- _Problem details_:
Put each line of the items into a JSON list of strings, one string per line and no entries for blank lines. Start at the first line and stop after the line containing "chevron-right-icon: › (810, 713, 814, 725)".

Bounding box annotations
┏━━
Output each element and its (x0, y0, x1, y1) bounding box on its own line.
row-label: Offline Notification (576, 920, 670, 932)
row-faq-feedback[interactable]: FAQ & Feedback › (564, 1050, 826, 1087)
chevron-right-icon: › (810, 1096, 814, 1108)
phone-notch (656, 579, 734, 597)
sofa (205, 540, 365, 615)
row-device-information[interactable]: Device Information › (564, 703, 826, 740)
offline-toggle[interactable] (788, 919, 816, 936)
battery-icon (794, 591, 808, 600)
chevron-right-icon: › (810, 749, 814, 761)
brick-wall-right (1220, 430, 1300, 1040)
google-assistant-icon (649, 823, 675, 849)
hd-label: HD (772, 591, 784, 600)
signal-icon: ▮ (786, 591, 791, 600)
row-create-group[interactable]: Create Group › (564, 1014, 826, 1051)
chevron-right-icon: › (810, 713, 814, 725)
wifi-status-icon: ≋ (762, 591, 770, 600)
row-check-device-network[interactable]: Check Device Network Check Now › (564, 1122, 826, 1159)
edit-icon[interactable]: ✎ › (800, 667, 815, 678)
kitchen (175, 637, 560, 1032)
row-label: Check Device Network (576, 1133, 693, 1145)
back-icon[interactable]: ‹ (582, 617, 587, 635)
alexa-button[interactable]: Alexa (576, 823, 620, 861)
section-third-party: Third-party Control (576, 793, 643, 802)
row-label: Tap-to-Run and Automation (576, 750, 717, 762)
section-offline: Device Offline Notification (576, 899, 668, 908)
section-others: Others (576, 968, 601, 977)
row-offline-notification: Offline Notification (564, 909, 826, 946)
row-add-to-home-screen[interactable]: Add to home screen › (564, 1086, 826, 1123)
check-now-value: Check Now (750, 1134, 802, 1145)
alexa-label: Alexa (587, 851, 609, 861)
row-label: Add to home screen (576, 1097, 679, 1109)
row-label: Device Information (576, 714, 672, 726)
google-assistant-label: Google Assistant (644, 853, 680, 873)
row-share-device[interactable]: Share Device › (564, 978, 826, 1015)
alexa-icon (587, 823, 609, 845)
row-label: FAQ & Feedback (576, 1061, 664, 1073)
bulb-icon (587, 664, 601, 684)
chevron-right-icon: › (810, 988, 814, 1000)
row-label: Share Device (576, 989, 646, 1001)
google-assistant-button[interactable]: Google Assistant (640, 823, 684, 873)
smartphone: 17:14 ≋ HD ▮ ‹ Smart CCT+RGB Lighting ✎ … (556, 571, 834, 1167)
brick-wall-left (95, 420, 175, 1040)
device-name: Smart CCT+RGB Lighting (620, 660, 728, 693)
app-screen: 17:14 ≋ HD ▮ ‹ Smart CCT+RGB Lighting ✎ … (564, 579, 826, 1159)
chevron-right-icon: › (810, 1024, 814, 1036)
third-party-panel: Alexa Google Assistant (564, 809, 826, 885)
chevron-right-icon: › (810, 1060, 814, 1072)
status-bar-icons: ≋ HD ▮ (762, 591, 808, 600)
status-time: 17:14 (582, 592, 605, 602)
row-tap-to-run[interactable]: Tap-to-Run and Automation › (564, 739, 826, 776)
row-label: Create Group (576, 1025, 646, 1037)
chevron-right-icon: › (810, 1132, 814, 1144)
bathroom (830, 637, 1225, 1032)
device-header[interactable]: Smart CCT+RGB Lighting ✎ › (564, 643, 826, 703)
┗━━
- _Result of this task_:
[
  "Output each element and its (x0, y0, x1, y1) bounding box on its own line.",
  "row-label: Offline Notification (576, 920, 670, 932)",
  "row-faq-feedback[interactable]: FAQ & Feedback › (564, 1050, 826, 1087)",
  "chevron-right-icon: › (810, 1096, 814, 1108)",
  "phone-notch (656, 579, 734, 597)",
  "sofa (205, 540, 365, 615)",
  "row-device-information[interactable]: Device Information › (564, 703, 826, 740)",
  "offline-toggle[interactable] (788, 919, 816, 936)",
  "battery-icon (794, 591, 808, 600)",
  "chevron-right-icon: › (810, 749, 814, 761)",
  "brick-wall-right (1220, 430, 1300, 1040)",
  "google-assistant-icon (649, 823, 675, 849)",
  "hd-label: HD (772, 591, 784, 600)",
  "signal-icon: ▮ (786, 591, 791, 600)",
  "row-create-group[interactable]: Create Group › (564, 1014, 826, 1051)",
  "chevron-right-icon: › (810, 713, 814, 725)"
]